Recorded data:

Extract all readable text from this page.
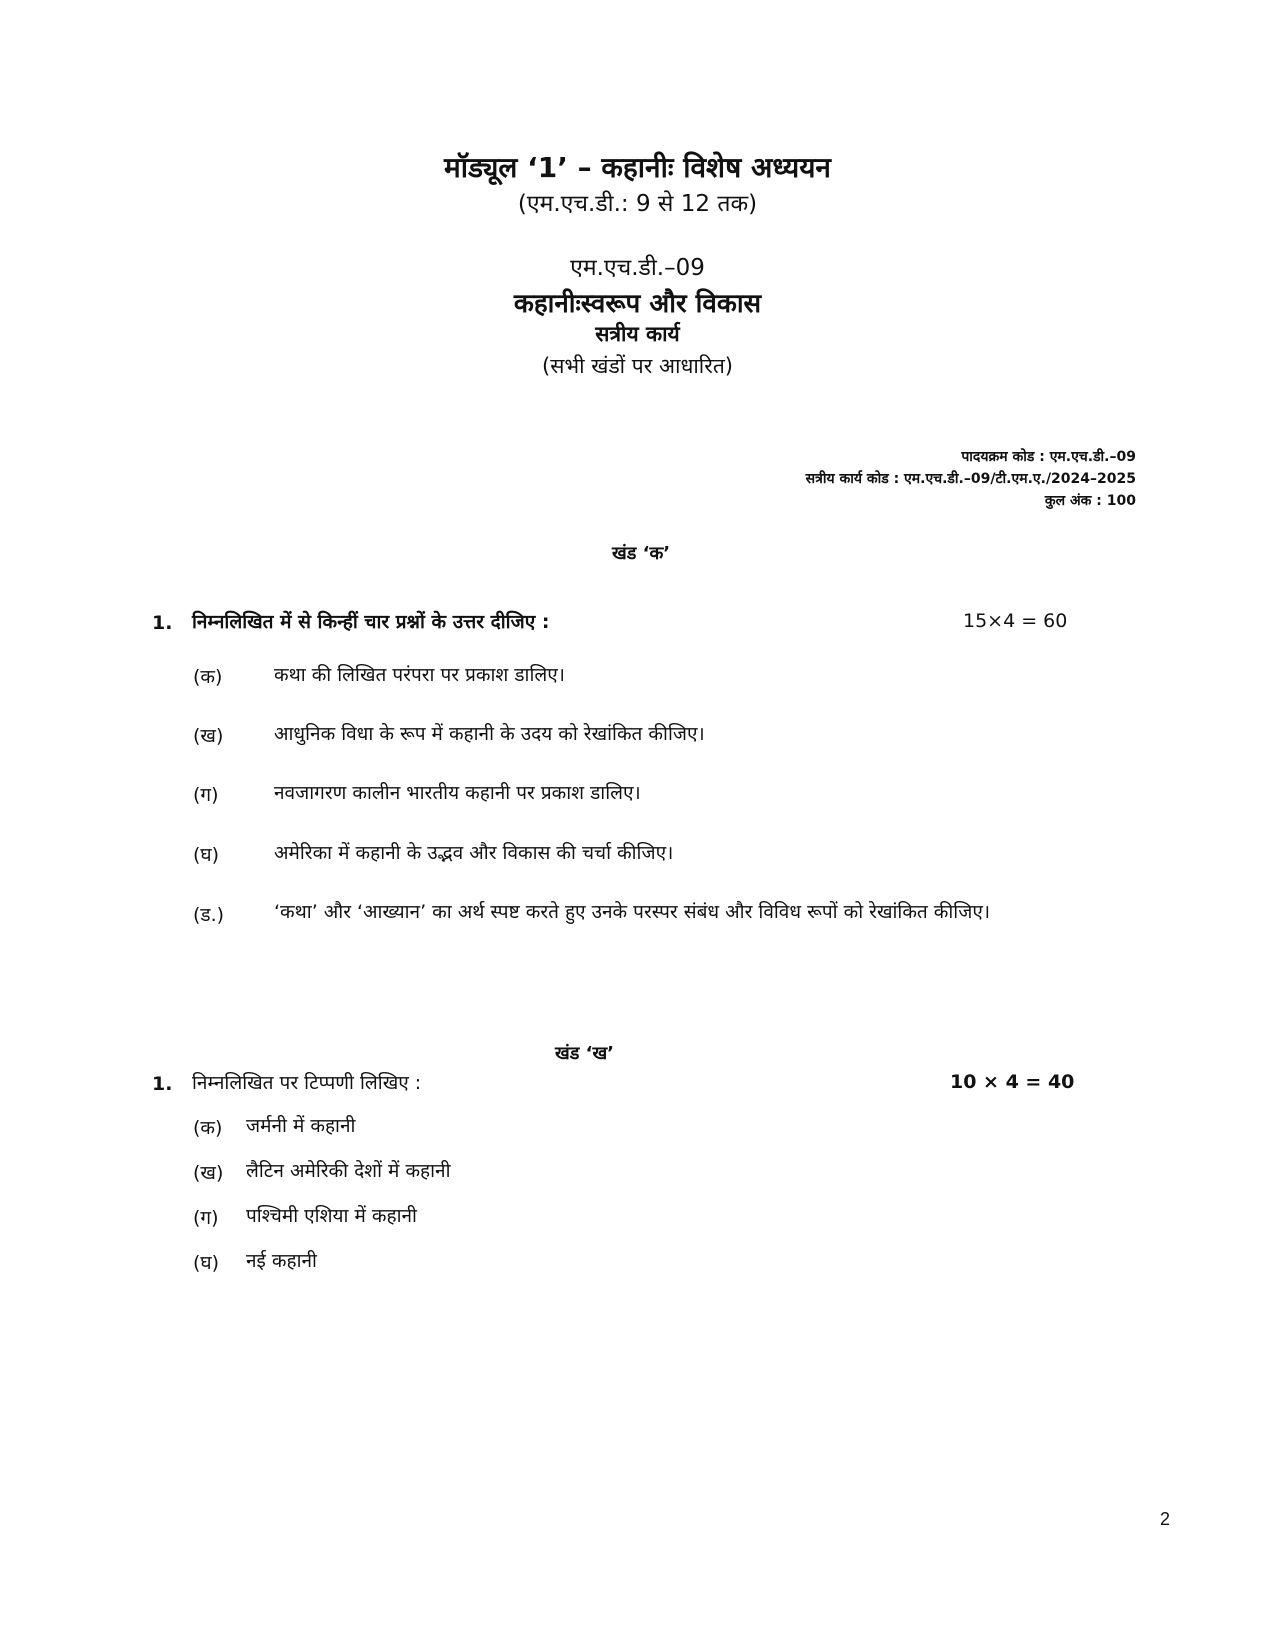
मॉड्यूल ‘1’ – कहानीः विशेष अध्ययन
(एम.एच.डी.: 9 से 12 तक)
एम.एच.डी.–09
कहानीःस्वरूप और विकास
सत्रीय कार्य
(सभी खंडों पर आधारित)
पादयक्रम कोड : एम.एच.डी.–09
सत्रीय कार्य कोड : एम.एच.डी.–09/टी.एम.ए./2024–2025
कुल अंक : 100
खंड ‘क’
1. निम्नलिखित में से किन्हीं चार प्रश्नों के उत्तर दीजिए :	15×4 = 60
(क)	कथा की लिखित परंपरा पर प्रकाश डालिए।
(ख)	आधुनिक विधा के रूप में कहानी के उदय को रेखांकित कीजिए।
(ग)	नवजागरण कालीन भारतीय कहानी पर प्रकाश डालिए।
(घ)	अमेरिका में कहानी के उद्भव और विकास की चर्चा कीजिए।
(ड.)	‘कथा’ और ‘आख्यान’ का अर्थ स्पष्ट करते हुए उनके परस्पर संबंध और विविध रूपों को रेखांकित कीजिए।
खंड ‘ख’
1. निम्नलिखित पर टिप्पणी लिखिए :	10 × 4 = 40
(क) जर्मनी में कहानी
(ख) लैटिन अमेरिकी देशों में कहानी
(ग) पश्चिमी एशिया में कहानी
(घ) नई कहानी
2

INSTRUCTION: Every entry above is to be set down exactly; the pictures are to be left out.

EXERCISE RESULT:
Extract all readable text from this page.
मॉड्यूल ‘1’ – कहानीः विशेष अध्ययन
(एम.एच.डी.: 9 से 12 तक)
एम.एच.डी.–09
कहानीःस्वरूप और विकास
सत्रीय कार्य
(सभी खंडों पर आधारित)
पादयक्रम कोड : एम.एच.डी.–09
सत्रीय कार्य कोड : एम.एच.डी.–09/टी.एम.ए./2024–2025
कुल अंक : 100
खंड ‘क’
1. निम्नलिखित में से किन्हीं चार प्रश्नों के उत्तर दीजिए :	15×4 = 60
(क)	कथा की लिखित परंपरा पर प्रकाश डालिए।
(ख)	आधुनिक विधा के रूप में कहानी के उदय को रेखांकित कीजिए।
(ग)	नवजागरण कालीन भारतीय कहानी पर प्रकाश डालिए।
(घ)	अमेरिका में कहानी के उद्भव और विकास की चर्चा कीजिए।
(ड.)	‘कथा’ और ‘आख्यान’ का अर्थ स्पष्ट करते हुए उनके परस्पर संबंध और विविध रूपों को रेखांकित कीजिए।
खंड ‘ख’
1. निम्नलिखित पर टिप्पणी लिखिए :	10 × 4 = 40
(क) जर्मनी में कहानी
(ख) लैटिन अमेरिकी देशों में कहानी
(ग) पश्चिमी एशिया में कहानी
(घ) नई कहानी
2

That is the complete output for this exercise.